-------- PROVIDED ENTRIES
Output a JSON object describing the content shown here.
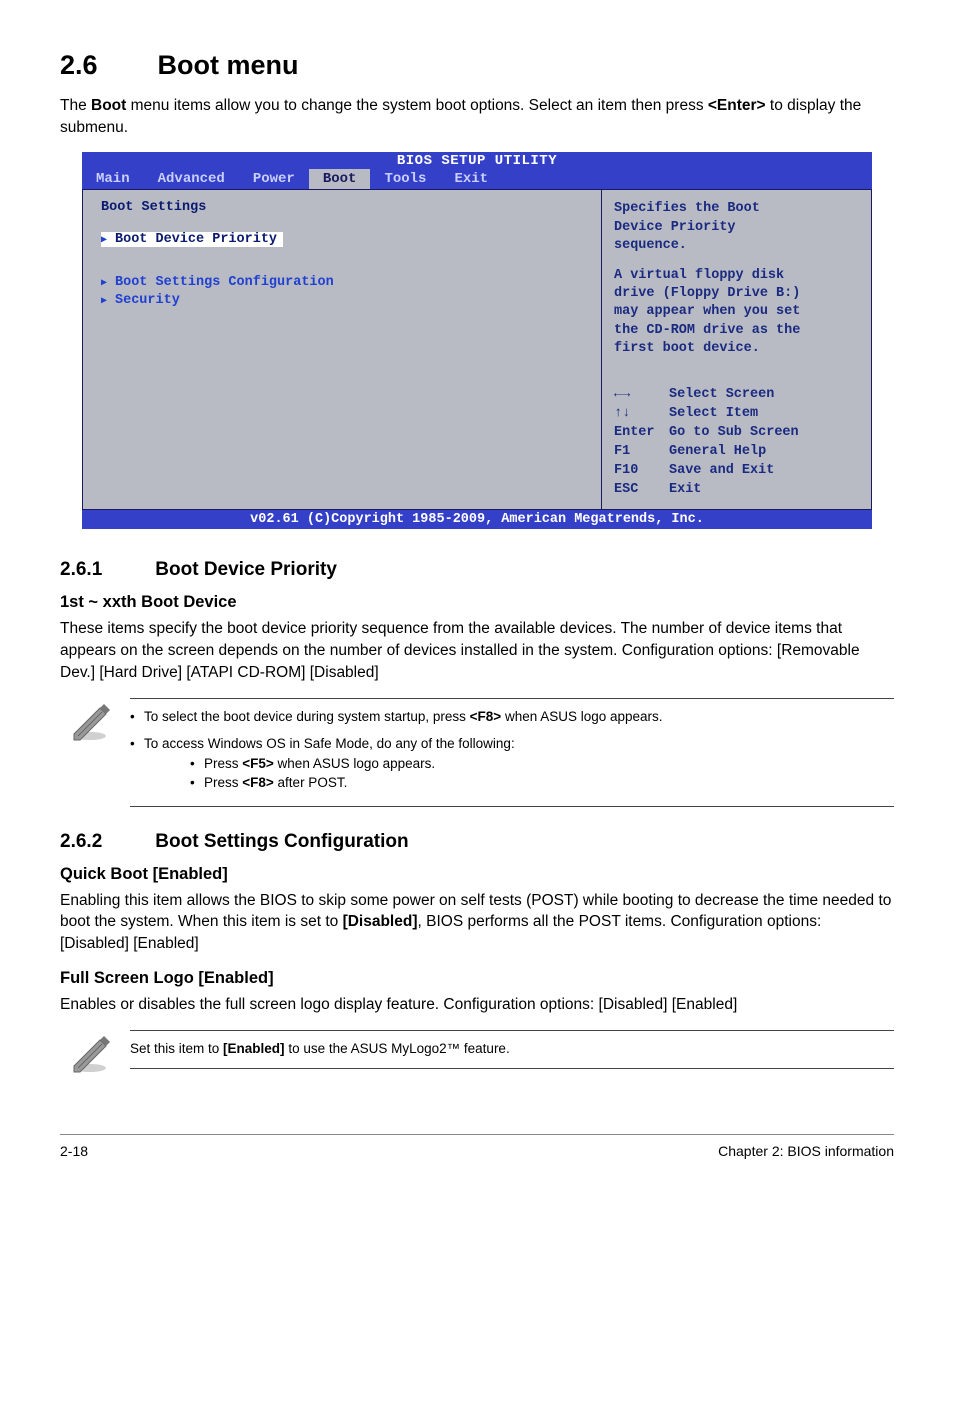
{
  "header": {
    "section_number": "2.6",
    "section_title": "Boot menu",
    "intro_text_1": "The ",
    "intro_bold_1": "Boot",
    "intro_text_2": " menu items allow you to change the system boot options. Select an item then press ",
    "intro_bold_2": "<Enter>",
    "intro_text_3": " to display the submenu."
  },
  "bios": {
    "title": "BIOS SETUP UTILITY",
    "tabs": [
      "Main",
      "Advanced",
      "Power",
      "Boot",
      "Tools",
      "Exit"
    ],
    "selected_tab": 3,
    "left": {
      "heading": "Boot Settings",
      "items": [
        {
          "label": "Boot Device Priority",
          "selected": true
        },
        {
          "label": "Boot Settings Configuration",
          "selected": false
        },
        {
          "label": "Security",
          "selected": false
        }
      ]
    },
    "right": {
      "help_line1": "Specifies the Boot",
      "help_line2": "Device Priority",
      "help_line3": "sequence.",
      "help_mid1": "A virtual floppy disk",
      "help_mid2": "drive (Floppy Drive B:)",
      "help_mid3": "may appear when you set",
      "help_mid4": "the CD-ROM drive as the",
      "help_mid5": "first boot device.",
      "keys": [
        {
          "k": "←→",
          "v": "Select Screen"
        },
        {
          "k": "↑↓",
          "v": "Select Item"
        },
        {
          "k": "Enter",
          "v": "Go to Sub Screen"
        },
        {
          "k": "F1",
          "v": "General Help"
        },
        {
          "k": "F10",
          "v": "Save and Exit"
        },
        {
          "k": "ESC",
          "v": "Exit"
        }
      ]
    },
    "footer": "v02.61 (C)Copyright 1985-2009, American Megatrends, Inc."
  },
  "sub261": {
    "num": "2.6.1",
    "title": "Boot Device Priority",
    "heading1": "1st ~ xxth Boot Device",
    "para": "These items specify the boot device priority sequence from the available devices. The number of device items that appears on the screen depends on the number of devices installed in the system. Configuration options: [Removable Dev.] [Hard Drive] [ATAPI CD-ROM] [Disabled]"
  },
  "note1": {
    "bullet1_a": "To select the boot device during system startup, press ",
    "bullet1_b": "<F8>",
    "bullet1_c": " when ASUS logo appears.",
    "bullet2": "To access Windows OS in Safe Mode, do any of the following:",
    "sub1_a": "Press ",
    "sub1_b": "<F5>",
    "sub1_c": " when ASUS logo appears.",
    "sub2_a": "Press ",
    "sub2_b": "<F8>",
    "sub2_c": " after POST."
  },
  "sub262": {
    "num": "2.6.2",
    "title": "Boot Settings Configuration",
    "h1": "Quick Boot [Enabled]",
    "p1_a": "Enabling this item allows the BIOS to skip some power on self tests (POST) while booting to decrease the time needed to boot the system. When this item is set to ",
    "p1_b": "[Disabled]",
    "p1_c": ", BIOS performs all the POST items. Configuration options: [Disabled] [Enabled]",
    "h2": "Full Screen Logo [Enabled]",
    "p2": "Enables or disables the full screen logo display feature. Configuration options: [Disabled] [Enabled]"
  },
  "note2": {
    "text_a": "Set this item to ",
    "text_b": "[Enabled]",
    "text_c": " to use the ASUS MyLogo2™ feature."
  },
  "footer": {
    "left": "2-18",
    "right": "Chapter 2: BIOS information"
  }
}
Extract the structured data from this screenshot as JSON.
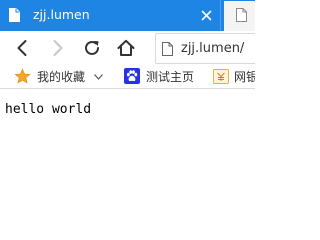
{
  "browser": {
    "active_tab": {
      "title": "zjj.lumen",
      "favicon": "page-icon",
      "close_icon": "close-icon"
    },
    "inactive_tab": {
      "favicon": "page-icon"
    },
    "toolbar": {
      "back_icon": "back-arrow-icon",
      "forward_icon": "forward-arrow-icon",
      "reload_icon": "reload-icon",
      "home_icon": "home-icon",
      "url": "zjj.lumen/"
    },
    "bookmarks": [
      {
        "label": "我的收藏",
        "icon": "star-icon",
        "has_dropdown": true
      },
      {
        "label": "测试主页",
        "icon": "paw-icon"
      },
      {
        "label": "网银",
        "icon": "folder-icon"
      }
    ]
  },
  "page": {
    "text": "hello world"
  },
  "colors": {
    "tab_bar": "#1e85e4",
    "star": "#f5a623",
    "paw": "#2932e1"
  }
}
----------------
** SET PROBLEM **
Copy out every line of the material above exactly, skipping the pictures.

** WRITTEN SOLUTION **
Output a JSON object describing the content shown here.
{
  "header": {
    "section_number": "2.6",
    "section_title": "Boot menu",
    "intro_text_1": "The ",
    "intro_bold_1": "Boot",
    "intro_text_2": " menu items allow you to change the system boot options. Select an item then press ",
    "intro_bold_2": "<Enter>",
    "intro_text_3": " to display the submenu."
  },
  "bios": {
    "title": "BIOS SETUP UTILITY",
    "tabs": [
      "Main",
      "Advanced",
      "Power",
      "Boot",
      "Tools",
      "Exit"
    ],
    "selected_tab": 3,
    "left": {
      "heading": "Boot Settings",
      "items": [
        {
          "label": "Boot Device Priority",
          "selected": true
        },
        {
          "label": "Boot Settings Configuration",
          "selected": false
        },
        {
          "label": "Security",
          "selected": false
        }
      ]
    },
    "right": {
      "help_line1": "Specifies the Boot",
      "help_line2": "Device Priority",
      "help_line3": "sequence.",
      "help_mid1": "A virtual floppy disk",
      "help_mid2": "drive (Floppy Drive B:)",
      "help_mid3": "may appear when you set",
      "help_mid4": "the CD-ROM drive as the",
      "help_mid5": "first boot device.",
      "keys": [
        {
          "k": "←→",
          "v": "Select Screen"
        },
        {
          "k": "↑↓",
          "v": "Select Item"
        },
        {
          "k": "Enter",
          "v": "Go to Sub Screen"
        },
        {
          "k": "F1",
          "v": "General Help"
        },
        {
          "k": "F10",
          "v": "Save and Exit"
        },
        {
          "k": "ESC",
          "v": "Exit"
        }
      ]
    },
    "footer": "v02.61 (C)Copyright 1985-2009, American Megatrends, Inc."
  },
  "sub261": {
    "num": "2.6.1",
    "title": "Boot Device Priority",
    "heading1": "1st ~ xxth Boot Device",
    "para": "These items specify the boot device priority sequence from the available devices. The number of device items that appears on the screen depends on the number of devices installed in the system. Configuration options: [Removable Dev.] [Hard Drive] [ATAPI CD-ROM] [Disabled]"
  },
  "note1": {
    "bullet1_a": "To select the boot device during system startup, press ",
    "bullet1_b": "<F8>",
    "bullet1_c": " when ASUS logo appears.",
    "bullet2": "To access Windows OS in Safe Mode, do any of the following:",
    "sub1_a": "Press ",
    "sub1_b": "<F5>",
    "sub1_c": " when ASUS logo appears.",
    "sub2_a": "Press ",
    "sub2_b": "<F8>",
    "sub2_c": " after POST."
  },
  "sub262": {
    "num": "2.6.2",
    "title": "Boot Settings Configuration",
    "h1": "Quick Boot [Enabled]",
    "p1_a": "Enabling this item allows the BIOS to skip some power on self tests (POST) while booting to decrease the time needed to boot the system. When this item is set to ",
    "p1_b": "[Disabled]",
    "p1_c": ", BIOS performs all the POST items. Configuration options: [Disabled] [Enabled]",
    "h2": "Full Screen Logo [Enabled]",
    "p2": "Enables or disables the full screen logo display feature. Configuration options: [Disabled] [Enabled]"
  },
  "note2": {
    "text_a": "Set this item to ",
    "text_b": "[Enabled]",
    "text_c": " to use the ASUS MyLogo2™ feature."
  },
  "footer": {
    "left": "2-18",
    "right": "Chapter 2: BIOS information"
  }
}
Extract the structured data from this screenshot as JSON.
{
  "browser": {
    "active_tab": {
      "title": "zjj.lumen",
      "favicon": "page-icon",
      "close_icon": "close-icon"
    },
    "inactive_tab": {
      "favicon": "page-icon"
    },
    "toolbar": {
      "back_icon": "back-arrow-icon",
      "forward_icon": "forward-arrow-icon",
      "reload_icon": "reload-icon",
      "home_icon": "home-icon",
      "url": "zjj.lumen/"
    },
    "bookmarks": [
      {
        "label": "我的收藏",
        "icon": "star-icon",
        "has_dropdown": true
      },
      {
        "label": "测试主页",
        "icon": "paw-icon"
      },
      {
        "label": "网银",
        "icon": "folder-icon"
      }
    ]
  },
  "page": {
    "text": "hello world"
  },
  "colors": {
    "tab_bar": "#1e85e4",
    "star": "#f5a623",
    "paw": "#2932e1"
  }
}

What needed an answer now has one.